● DATA LISTING:
▶

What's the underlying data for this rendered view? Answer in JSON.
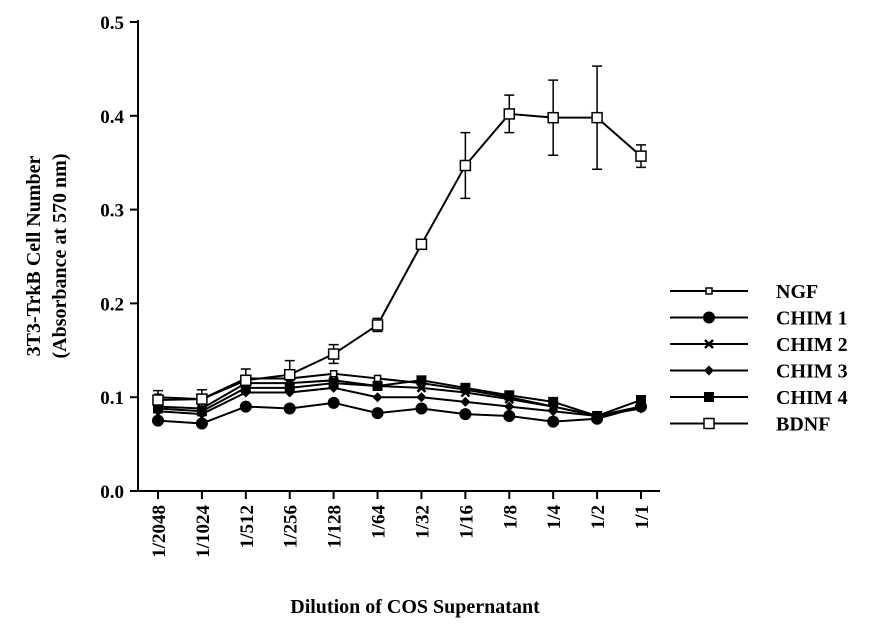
{
  "chart_data": {
    "type": "line",
    "xlabel": "Dilution of COS Supernatant",
    "ylabel": [
      "3T3-TrkB Cell Number",
      "(Absorbance at 570 nm)"
    ],
    "categories": [
      "1/2048",
      "1/1024",
      "1/512",
      "1/256",
      "1/128",
      "1/64",
      "1/32",
      "1/16",
      "1/8",
      "1/4",
      "1/2",
      "1/1"
    ],
    "ylim": [
      0,
      0.5
    ],
    "yticks": [
      {
        "value": 0,
        "label": "0.0"
      },
      0.1,
      0.2,
      0.3,
      0.4,
      0.5
    ],
    "series": [
      {
        "name": "NGF",
        "color": "#000000",
        "marker": "square-small",
        "values": [
          0.1,
          0.098,
          0.12,
          0.12,
          0.125,
          0.12,
          0.115,
          0.108,
          0.1,
          0.09,
          0.08,
          0.09
        ]
      },
      {
        "name": "CHIM 1",
        "color": "#000000",
        "marker": "circle",
        "values": [
          0.075,
          0.072,
          0.09,
          0.088,
          0.094,
          0.083,
          0.088,
          0.082,
          0.08,
          0.074,
          0.077,
          0.09
        ]
      },
      {
        "name": "CHIM 2",
        "color": "#000000",
        "marker": "x",
        "values": [
          0.09,
          0.088,
          0.115,
          0.115,
          0.118,
          0.112,
          0.11,
          0.105,
          0.098,
          0.09,
          0.08,
          0.09
        ]
      },
      {
        "name": "CHIM 3",
        "color": "#000000",
        "marker": "diamond",
        "values": [
          0.085,
          0.082,
          0.105,
          0.105,
          0.11,
          0.1,
          0.1,
          0.095,
          0.09,
          0.085,
          0.08,
          0.088
        ]
      },
      {
        "name": "CHIM 4",
        "color": "#000000",
        "marker": "square",
        "values": [
          0.088,
          0.085,
          0.11,
          0.11,
          0.115,
          0.112,
          0.118,
          0.11,
          0.102,
          0.095,
          0.08,
          0.097
        ]
      },
      {
        "name": "BDNF",
        "color": "#000000",
        "marker": "square-open",
        "values": [
          0.097,
          0.098,
          0.118,
          0.124,
          0.146,
          0.177,
          0.263,
          0.347,
          0.402,
          0.398,
          0.398,
          0.357
        ],
        "errors": [
          0.01,
          0.01,
          0.012,
          0.015,
          0.01,
          0.007,
          0.005,
          0.035,
          0.02,
          0.04,
          0.055,
          0.012
        ]
      }
    ],
    "legend": "right"
  }
}
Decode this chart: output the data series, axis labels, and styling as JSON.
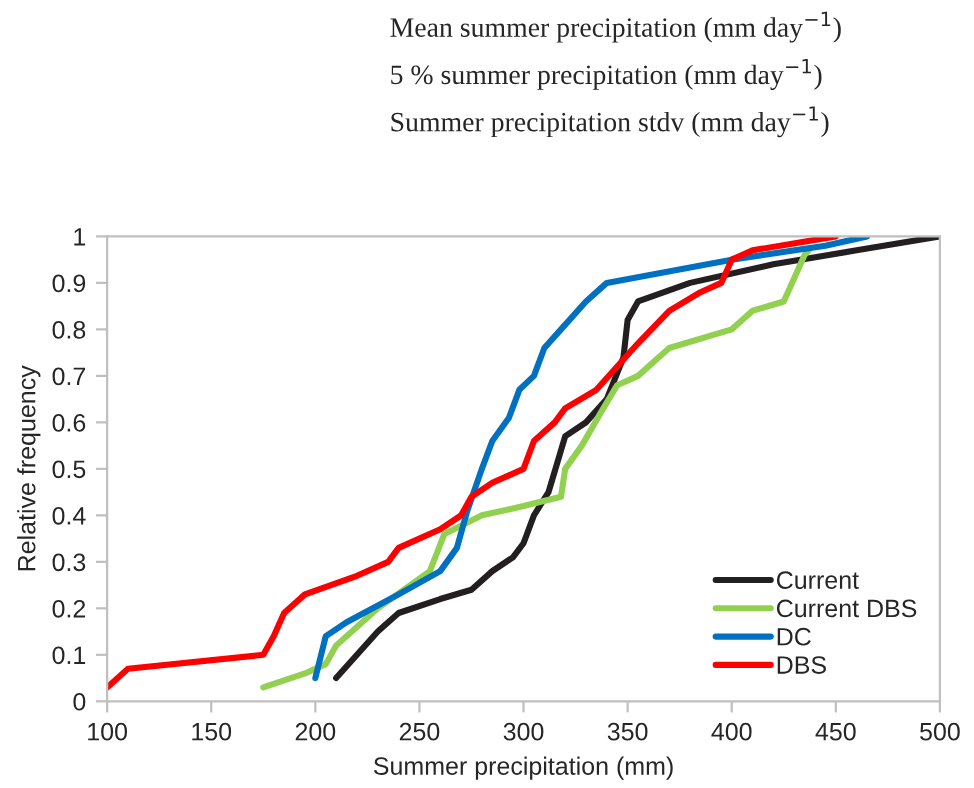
{
  "chart_data": {
    "type": "line",
    "xlabel": "Summer precipitation (mm)",
    "ylabel": "Relative frequency",
    "annotations": [
      "Mean summer precipitation (mm day$^{−1}$)",
      "5 % summer precipitation (mm day$^{−1}$)",
      "Summer precipitation stdv (mm day$^{−1}$)"
    ],
    "xlim": [
      100,
      500
    ],
    "xticks": [
      100,
      150,
      200,
      250,
      300,
      350,
      400,
      450,
      500
    ],
    "ylim": [
      0,
      1
    ],
    "yticks": [
      0,
      0.1,
      0.2,
      0.3,
      0.4,
      0.5,
      0.6,
      0.7,
      0.8,
      0.9,
      1
    ],
    "grid": false,
    "legend": "bottom right",
    "line_style": "solid",
    "marker": "none",
    "series": [
      {
        "name": "Current",
        "color": "#231f20",
        "x": [
          210,
          220,
          230,
          240,
          260,
          275,
          285,
          295,
          300,
          305,
          312,
          320,
          330,
          340,
          348,
          350,
          355,
          380,
          420,
          460,
          500
        ],
        "values": [
          0.05,
          0.1,
          0.15,
          0.19,
          0.22,
          0.24,
          0.28,
          0.31,
          0.34,
          0.4,
          0.45,
          0.57,
          0.6,
          0.65,
          0.74,
          0.82,
          0.86,
          0.9,
          0.94,
          0.97,
          1.0
        ]
      },
      {
        "name": "Current DBS",
        "color": "#92d050",
        "x": [
          175,
          195,
          205,
          210,
          230,
          255,
          262,
          280,
          300,
          318,
          320,
          328,
          337,
          345,
          355,
          370,
          400,
          410,
          425,
          435,
          437
        ],
        "values": [
          0.03,
          0.06,
          0.08,
          0.12,
          0.2,
          0.28,
          0.36,
          0.4,
          0.42,
          0.44,
          0.5,
          0.55,
          0.62,
          0.68,
          0.7,
          0.76,
          0.8,
          0.84,
          0.86,
          0.96,
          0.97
        ]
      },
      {
        "name": "DC",
        "color": "#0070c0",
        "x": [
          200,
          205,
          215,
          240,
          260,
          268,
          273,
          280,
          285,
          293,
          298,
          305,
          310,
          318,
          330,
          340,
          400,
          445,
          465
        ],
        "values": [
          0.05,
          0.14,
          0.17,
          0.23,
          0.28,
          0.33,
          0.41,
          0.5,
          0.56,
          0.61,
          0.67,
          0.7,
          0.76,
          0.8,
          0.86,
          0.9,
          0.95,
          0.98,
          1.0
        ]
      },
      {
        "name": "DBS",
        "color": "#ff0000",
        "x": [
          100,
          110,
          175,
          180,
          185,
          195,
          220,
          235,
          240,
          260,
          270,
          275,
          285,
          300,
          305,
          315,
          320,
          335,
          345,
          355,
          370,
          385,
          395,
          400,
          410,
          450
        ],
        "values": [
          0.03,
          0.07,
          0.1,
          0.14,
          0.19,
          0.23,
          0.27,
          0.3,
          0.33,
          0.37,
          0.4,
          0.44,
          0.47,
          0.5,
          0.56,
          0.6,
          0.63,
          0.67,
          0.72,
          0.77,
          0.84,
          0.88,
          0.9,
          0.95,
          0.97,
          1.0
        ]
      }
    ]
  }
}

◀

● WHAT IS REQUIRED:
Return each line in the records that holds the string "xlabel".

● THE OUTPUT:
    "xlabel": "Dilution of COS Supernatant",
    "xlabel": "Summer precipitation (mm)",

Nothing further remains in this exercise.